Your task — Provide the records once more, identical to the original.

-- START OF Extracted information --

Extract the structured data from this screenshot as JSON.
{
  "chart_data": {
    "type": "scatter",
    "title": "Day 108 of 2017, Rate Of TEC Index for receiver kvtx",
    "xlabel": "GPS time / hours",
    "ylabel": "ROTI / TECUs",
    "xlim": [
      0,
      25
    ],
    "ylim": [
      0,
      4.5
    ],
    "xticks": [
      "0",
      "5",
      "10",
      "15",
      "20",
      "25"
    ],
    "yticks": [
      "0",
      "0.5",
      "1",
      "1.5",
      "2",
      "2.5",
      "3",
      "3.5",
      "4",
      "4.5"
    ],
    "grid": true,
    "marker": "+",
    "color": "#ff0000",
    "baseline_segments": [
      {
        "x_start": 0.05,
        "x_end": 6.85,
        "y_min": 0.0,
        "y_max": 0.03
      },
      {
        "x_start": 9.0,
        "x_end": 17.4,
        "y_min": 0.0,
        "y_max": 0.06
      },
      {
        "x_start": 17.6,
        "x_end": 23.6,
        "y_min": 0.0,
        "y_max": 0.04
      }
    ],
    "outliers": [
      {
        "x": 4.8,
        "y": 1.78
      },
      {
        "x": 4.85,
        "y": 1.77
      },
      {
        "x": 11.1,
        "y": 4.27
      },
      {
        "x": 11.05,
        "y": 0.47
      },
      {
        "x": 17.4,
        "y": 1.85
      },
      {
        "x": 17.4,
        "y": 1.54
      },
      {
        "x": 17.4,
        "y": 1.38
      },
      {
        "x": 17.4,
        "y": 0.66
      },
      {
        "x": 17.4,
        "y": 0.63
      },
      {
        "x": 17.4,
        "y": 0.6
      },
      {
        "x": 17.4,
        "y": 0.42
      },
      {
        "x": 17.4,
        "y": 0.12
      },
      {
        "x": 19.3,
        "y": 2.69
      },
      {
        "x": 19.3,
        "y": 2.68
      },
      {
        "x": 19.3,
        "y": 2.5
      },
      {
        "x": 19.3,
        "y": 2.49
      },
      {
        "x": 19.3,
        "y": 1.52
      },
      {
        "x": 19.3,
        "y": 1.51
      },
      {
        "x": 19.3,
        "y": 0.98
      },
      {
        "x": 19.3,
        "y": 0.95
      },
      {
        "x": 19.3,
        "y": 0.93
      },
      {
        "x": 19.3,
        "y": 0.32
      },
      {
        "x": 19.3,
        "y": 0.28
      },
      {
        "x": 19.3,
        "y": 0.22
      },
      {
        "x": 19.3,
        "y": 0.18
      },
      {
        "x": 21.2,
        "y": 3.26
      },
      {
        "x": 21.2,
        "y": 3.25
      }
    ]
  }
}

-- END OF Extracted information --

Task solution —
Extract the structured data from this screenshot as JSON.
{
  "chart_data": {
    "type": "scatter",
    "title": "Day 108 of 2017, Rate Of TEC Index for receiver kvtx",
    "xlabel": "GPS time / hours",
    "ylabel": "ROTI / TECUs",
    "xlim": [
      0,
      25
    ],
    "ylim": [
      0,
      4.5
    ],
    "xticks": [
      "0",
      "5",
      "10",
      "15",
      "20",
      "25"
    ],
    "yticks": [
      "0",
      "0.5",
      "1",
      "1.5",
      "2",
      "2.5",
      "3",
      "3.5",
      "4",
      "4.5"
    ],
    "grid": true,
    "marker": "+",
    "color": "#ff0000",
    "baseline_segments": [
      {
        "x_start": 0.05,
        "x_end": 6.85,
        "y_min": 0.0,
        "y_max": 0.03
      },
      {
        "x_start": 9.0,
        "x_end": 17.4,
        "y_min": 0.0,
        "y_max": 0.06
      },
      {
        "x_start": 17.6,
        "x_end": 23.6,
        "y_min": 0.0,
        "y_max": 0.04
      }
    ],
    "outliers": [
      {
        "x": 4.8,
        "y": 1.78
      },
      {
        "x": 4.85,
        "y": 1.77
      },
      {
        "x": 11.1,
        "y": 4.27
      },
      {
        "x": 11.05,
        "y": 0.47
      },
      {
        "x": 17.4,
        "y": 1.85
      },
      {
        "x": 17.4,
        "y": 1.54
      },
      {
        "x": 17.4,
        "y": 1.38
      },
      {
        "x": 17.4,
        "y": 0.66
      },
      {
        "x": 17.4,
        "y": 0.63
      },
      {
        "x": 17.4,
        "y": 0.6
      },
      {
        "x": 17.4,
        "y": 0.42
      },
      {
        "x": 17.4,
        "y": 0.12
      },
      {
        "x": 19.3,
        "y": 2.69
      },
      {
        "x": 19.3,
        "y": 2.68
      },
      {
        "x": 19.3,
        "y": 2.5
      },
      {
        "x": 19.3,
        "y": 2.49
      },
      {
        "x": 19.3,
        "y": 1.52
      },
      {
        "x": 19.3,
        "y": 1.51
      },
      {
        "x": 19.3,
        "y": 0.98
      },
      {
        "x": 19.3,
        "y": 0.95
      },
      {
        "x": 19.3,
        "y": 0.93
      },
      {
        "x": 19.3,
        "y": 0.32
      },
      {
        "x": 19.3,
        "y": 0.28
      },
      {
        "x": 19.3,
        "y": 0.22
      },
      {
        "x": 19.3,
        "y": 0.18
      },
      {
        "x": 21.2,
        "y": 3.26
      },
      {
        "x": 21.2,
        "y": 3.25
      }
    ]
  }
}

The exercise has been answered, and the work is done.